** SUPPLIED DATA **
________________
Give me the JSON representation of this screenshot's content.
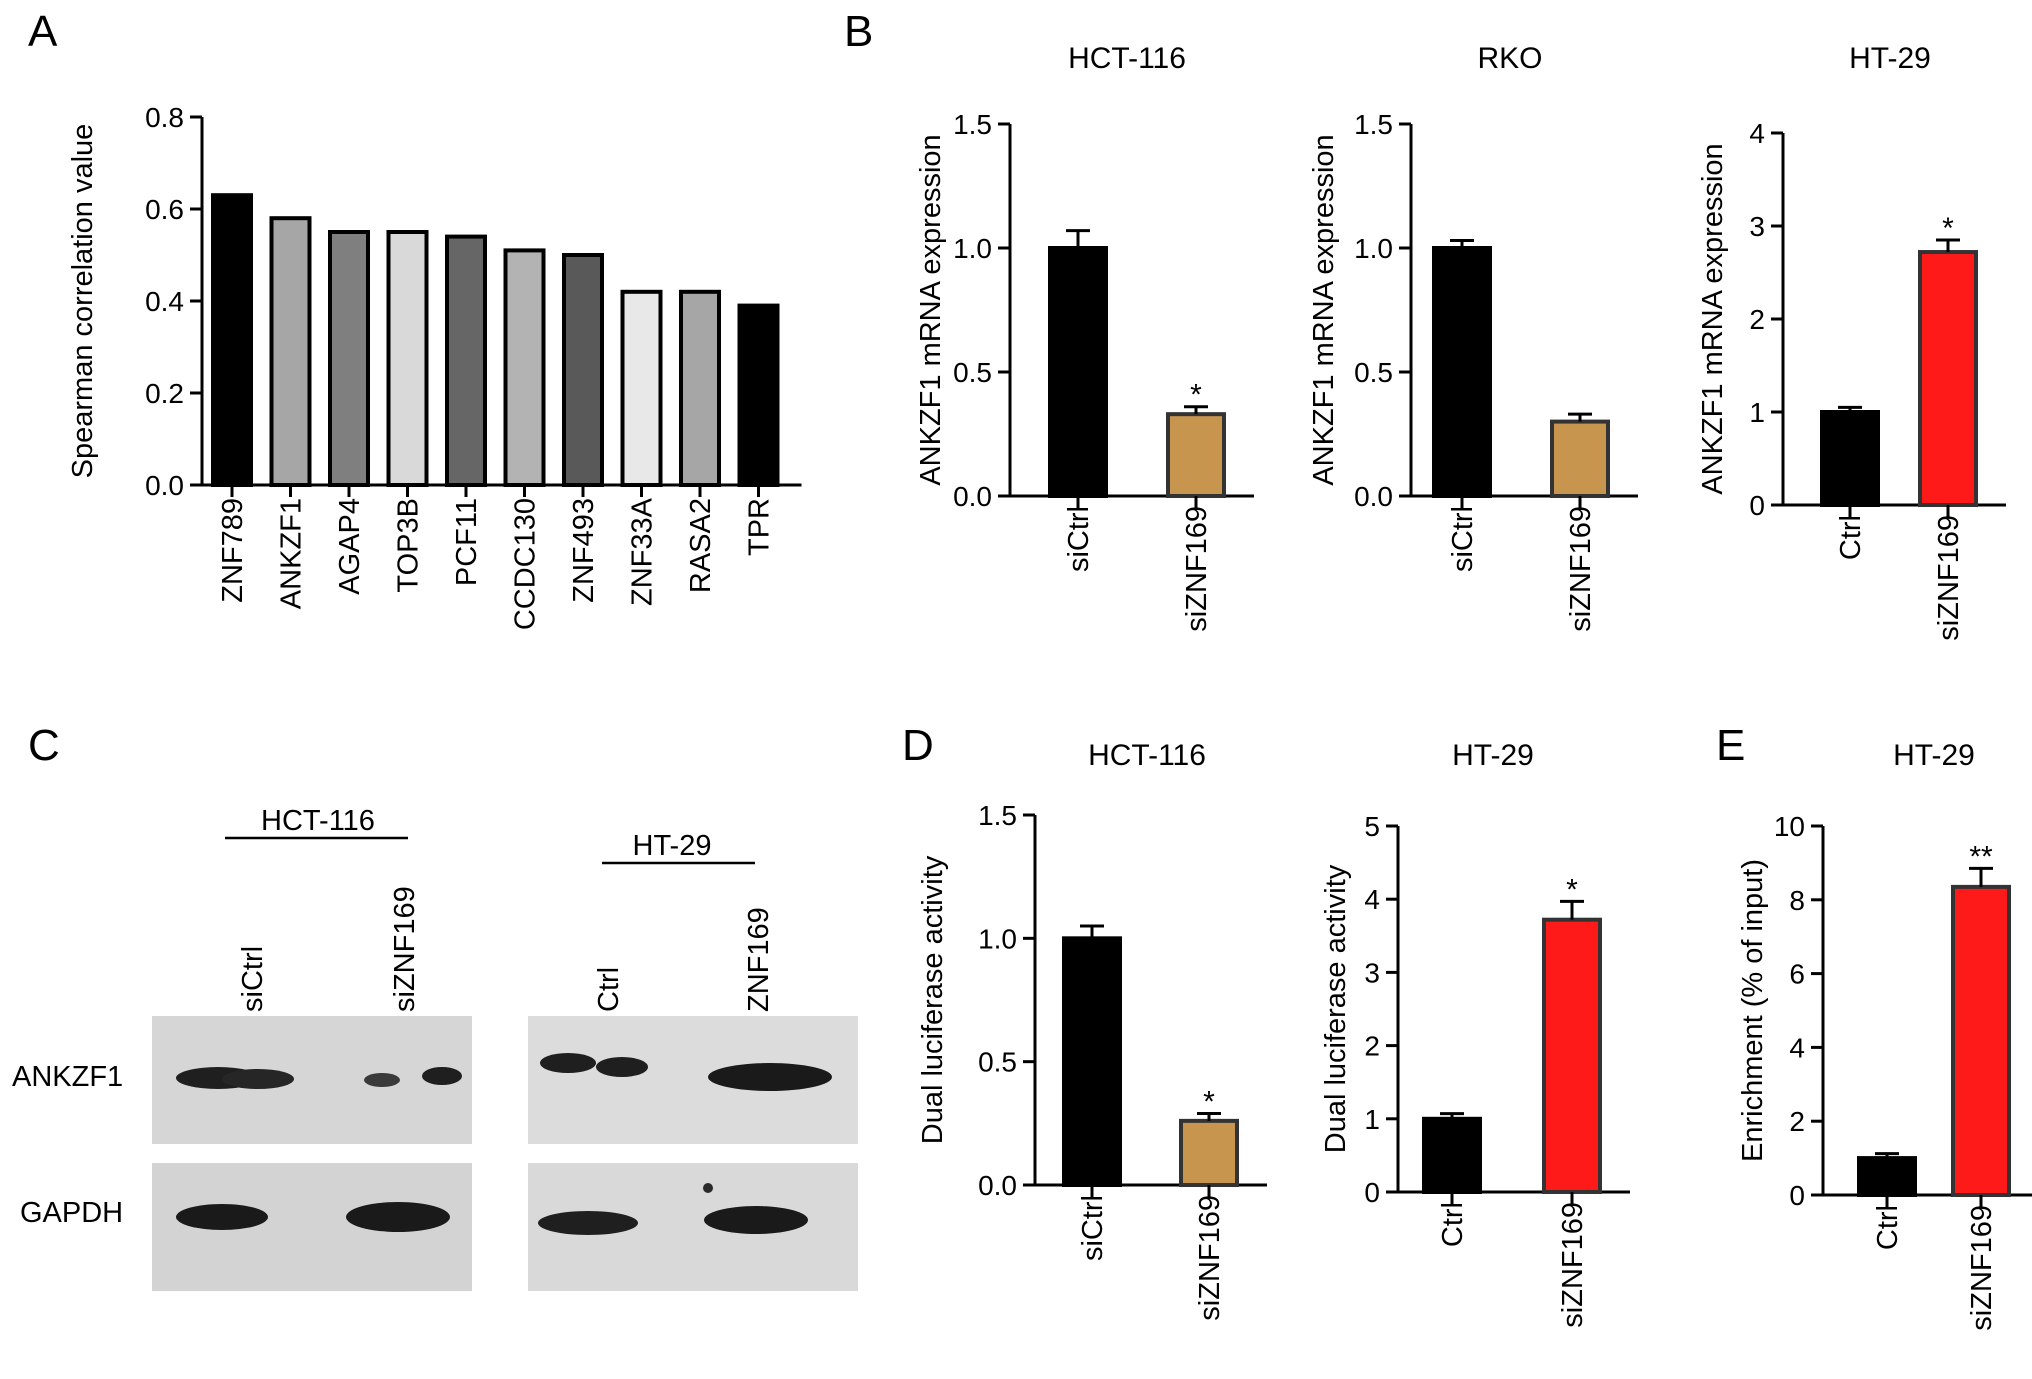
{
  "panels": {
    "A": "A",
    "B": "B",
    "C": "C",
    "D": "D",
    "E": "E"
  },
  "colors": {
    "black": "#000000",
    "tan": "#c8954e",
    "red": "#ff1a1a",
    "grey_bar_stroke": "#222222",
    "blot_bg": "#d9d9d9",
    "band": "#1a1a1a"
  },
  "chart_data": [
    {
      "id": "A",
      "type": "bar",
      "title": "",
      "ylabel": "Spearman correlation value",
      "xlabel": "",
      "ylim": [
        0,
        0.8
      ],
      "yticks": [
        0.0,
        0.2,
        0.4,
        0.6,
        0.8
      ],
      "categories": [
        "ZNF789",
        "ANKZF1",
        "AGAP4",
        "TOP3B",
        "PCF11",
        "CCDC130",
        "ZNF493",
        "ZNF33A",
        "RASA2",
        "TPR"
      ],
      "values": [
        0.63,
        0.58,
        0.55,
        0.55,
        0.54,
        0.51,
        0.5,
        0.42,
        0.42,
        0.39
      ],
      "fills": [
        "#000000",
        "#a6a6a6",
        "#7f7f7f",
        "#d9d9d9",
        "#666666",
        "#b3b3b3",
        "#595959",
        "#e8e8e8",
        "#a6a6a6",
        "#000000"
      ]
    },
    {
      "id": "B1",
      "type": "bar",
      "title": "HCT-116",
      "ylabel": "ANKZF1 mRNA expression",
      "ylim": [
        0,
        1.5
      ],
      "yticks": [
        0.0,
        0.5,
        1.0,
        1.5
      ],
      "categories": [
        "siCtrl",
        "siZNF169"
      ],
      "values": [
        1.0,
        0.33
      ],
      "errors": [
        0.07,
        0.03
      ],
      "annotations": [
        "",
        "*"
      ],
      "fills": [
        "black",
        "tan"
      ]
    },
    {
      "id": "B2",
      "type": "bar",
      "title": "RKO",
      "ylabel": "ANKZF1 mRNA expression",
      "ylim": [
        0,
        1.5
      ],
      "yticks": [
        0.0,
        0.5,
        1.0,
        1.5
      ],
      "categories": [
        "siCtrl",
        "siZNF169"
      ],
      "values": [
        1.0,
        0.3
      ],
      "errors": [
        0.03,
        0.03
      ],
      "annotations": [
        "",
        ""
      ],
      "fills": [
        "black",
        "tan"
      ]
    },
    {
      "id": "B3",
      "type": "bar",
      "title": "HT-29",
      "ylabel": "ANKZF1 mRNA expression",
      "ylim": [
        0,
        4
      ],
      "yticks": [
        0,
        1,
        2,
        3,
        4
      ],
      "categories": [
        "Ctrl",
        "siZNF169"
      ],
      "values": [
        1.0,
        2.72
      ],
      "errors": [
        0.05,
        0.13
      ],
      "annotations": [
        "",
        "*"
      ],
      "fills": [
        "black",
        "red"
      ]
    },
    {
      "id": "D1",
      "type": "bar",
      "title": "HCT-116",
      "ylabel": "Dual luciferase activity",
      "ylim": [
        0,
        1.5
      ],
      "yticks": [
        0.0,
        0.5,
        1.0,
        1.5
      ],
      "categories": [
        "siCtrl",
        "siZNF169"
      ],
      "values": [
        1.0,
        0.26
      ],
      "errors": [
        0.05,
        0.03
      ],
      "annotations": [
        "",
        "*"
      ],
      "fills": [
        "black",
        "tan"
      ]
    },
    {
      "id": "D2",
      "type": "bar",
      "title": "HT-29",
      "ylabel": "Dual luciferase activity",
      "ylim": [
        0,
        5
      ],
      "yticks": [
        0,
        1,
        2,
        3,
        4,
        5
      ],
      "categories": [
        "Ctrl",
        "siZNF169"
      ],
      "values": [
        1.0,
        3.72
      ],
      "errors": [
        0.07,
        0.25
      ],
      "annotations": [
        "",
        "*"
      ],
      "fills": [
        "black",
        "red"
      ]
    },
    {
      "id": "E",
      "type": "bar",
      "title": "HT-29",
      "ylabel": "Enrichment (% of input)",
      "ylim": [
        0,
        10
      ],
      "yticks": [
        0,
        2,
        4,
        6,
        8,
        10
      ],
      "categories": [
        "Ctrl",
        "siZNF169"
      ],
      "values": [
        1.0,
        8.35
      ],
      "errors": [
        0.12,
        0.5
      ],
      "annotations": [
        "",
        "**"
      ],
      "fills": [
        "black",
        "red"
      ]
    }
  ],
  "western_blot": {
    "groups": [
      {
        "name": "HCT-116",
        "lanes": [
          "siCtrl",
          "siZNF169"
        ]
      },
      {
        "name": "HT-29",
        "lanes": [
          "Ctrl",
          "ZNF169"
        ]
      }
    ],
    "rows": [
      "ANKZF1",
      "GAPDH"
    ]
  }
}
________________
** WHAT IS REQUIRED **
Now transcribe all the entries above exactly, so that no picture is carried over.

** RESULT OF THE EXERCISE **
Give me the JSON representation of this screenshot's content.
{
  "panels": {
    "A": "A",
    "B": "B",
    "C": "C",
    "D": "D",
    "E": "E"
  },
  "colors": {
    "black": "#000000",
    "tan": "#c8954e",
    "red": "#ff1a1a",
    "grey_bar_stroke": "#222222",
    "blot_bg": "#d9d9d9",
    "band": "#1a1a1a"
  },
  "chart_data": [
    {
      "id": "A",
      "type": "bar",
      "title": "",
      "ylabel": "Spearman correlation value",
      "xlabel": "",
      "ylim": [
        0,
        0.8
      ],
      "yticks": [
        0.0,
        0.2,
        0.4,
        0.6,
        0.8
      ],
      "categories": [
        "ZNF789",
        "ANKZF1",
        "AGAP4",
        "TOP3B",
        "PCF11",
        "CCDC130",
        "ZNF493",
        "ZNF33A",
        "RASA2",
        "TPR"
      ],
      "values": [
        0.63,
        0.58,
        0.55,
        0.55,
        0.54,
        0.51,
        0.5,
        0.42,
        0.42,
        0.39
      ],
      "fills": [
        "#000000",
        "#a6a6a6",
        "#7f7f7f",
        "#d9d9d9",
        "#666666",
        "#b3b3b3",
        "#595959",
        "#e8e8e8",
        "#a6a6a6",
        "#000000"
      ]
    },
    {
      "id": "B1",
      "type": "bar",
      "title": "HCT-116",
      "ylabel": "ANKZF1 mRNA expression",
      "ylim": [
        0,
        1.5
      ],
      "yticks": [
        0.0,
        0.5,
        1.0,
        1.5
      ],
      "categories": [
        "siCtrl",
        "siZNF169"
      ],
      "values": [
        1.0,
        0.33
      ],
      "errors": [
        0.07,
        0.03
      ],
      "annotations": [
        "",
        "*"
      ],
      "fills": [
        "black",
        "tan"
      ]
    },
    {
      "id": "B2",
      "type": "bar",
      "title": "RKO",
      "ylabel": "ANKZF1 mRNA expression",
      "ylim": [
        0,
        1.5
      ],
      "yticks": [
        0.0,
        0.5,
        1.0,
        1.5
      ],
      "categories": [
        "siCtrl",
        "siZNF169"
      ],
      "values": [
        1.0,
        0.3
      ],
      "errors": [
        0.03,
        0.03
      ],
      "annotations": [
        "",
        ""
      ],
      "fills": [
        "black",
        "tan"
      ]
    },
    {
      "id": "B3",
      "type": "bar",
      "title": "HT-29",
      "ylabel": "ANKZF1 mRNA expression",
      "ylim": [
        0,
        4
      ],
      "yticks": [
        0,
        1,
        2,
        3,
        4
      ],
      "categories": [
        "Ctrl",
        "siZNF169"
      ],
      "values": [
        1.0,
        2.72
      ],
      "errors": [
        0.05,
        0.13
      ],
      "annotations": [
        "",
        "*"
      ],
      "fills": [
        "black",
        "red"
      ]
    },
    {
      "id": "D1",
      "type": "bar",
      "title": "HCT-116",
      "ylabel": "Dual luciferase activity",
      "ylim": [
        0,
        1.5
      ],
      "yticks": [
        0.0,
        0.5,
        1.0,
        1.5
      ],
      "categories": [
        "siCtrl",
        "siZNF169"
      ],
      "values": [
        1.0,
        0.26
      ],
      "errors": [
        0.05,
        0.03
      ],
      "annotations": [
        "",
        "*"
      ],
      "fills": [
        "black",
        "tan"
      ]
    },
    {
      "id": "D2",
      "type": "bar",
      "title": "HT-29",
      "ylabel": "Dual luciferase activity",
      "ylim": [
        0,
        5
      ],
      "yticks": [
        0,
        1,
        2,
        3,
        4,
        5
      ],
      "categories": [
        "Ctrl",
        "siZNF169"
      ],
      "values": [
        1.0,
        3.72
      ],
      "errors": [
        0.07,
        0.25
      ],
      "annotations": [
        "",
        "*"
      ],
      "fills": [
        "black",
        "red"
      ]
    },
    {
      "id": "E",
      "type": "bar",
      "title": "HT-29",
      "ylabel": "Enrichment (% of input)",
      "ylim": [
        0,
        10
      ],
      "yticks": [
        0,
        2,
        4,
        6,
        8,
        10
      ],
      "categories": [
        "Ctrl",
        "siZNF169"
      ],
      "values": [
        1.0,
        8.35
      ],
      "errors": [
        0.12,
        0.5
      ],
      "annotations": [
        "",
        "**"
      ],
      "fills": [
        "black",
        "red"
      ]
    }
  ],
  "western_blot": {
    "groups": [
      {
        "name": "HCT-116",
        "lanes": [
          "siCtrl",
          "siZNF169"
        ]
      },
      {
        "name": "HT-29",
        "lanes": [
          "Ctrl",
          "ZNF169"
        ]
      }
    ],
    "rows": [
      "ANKZF1",
      "GAPDH"
    ]
  }
}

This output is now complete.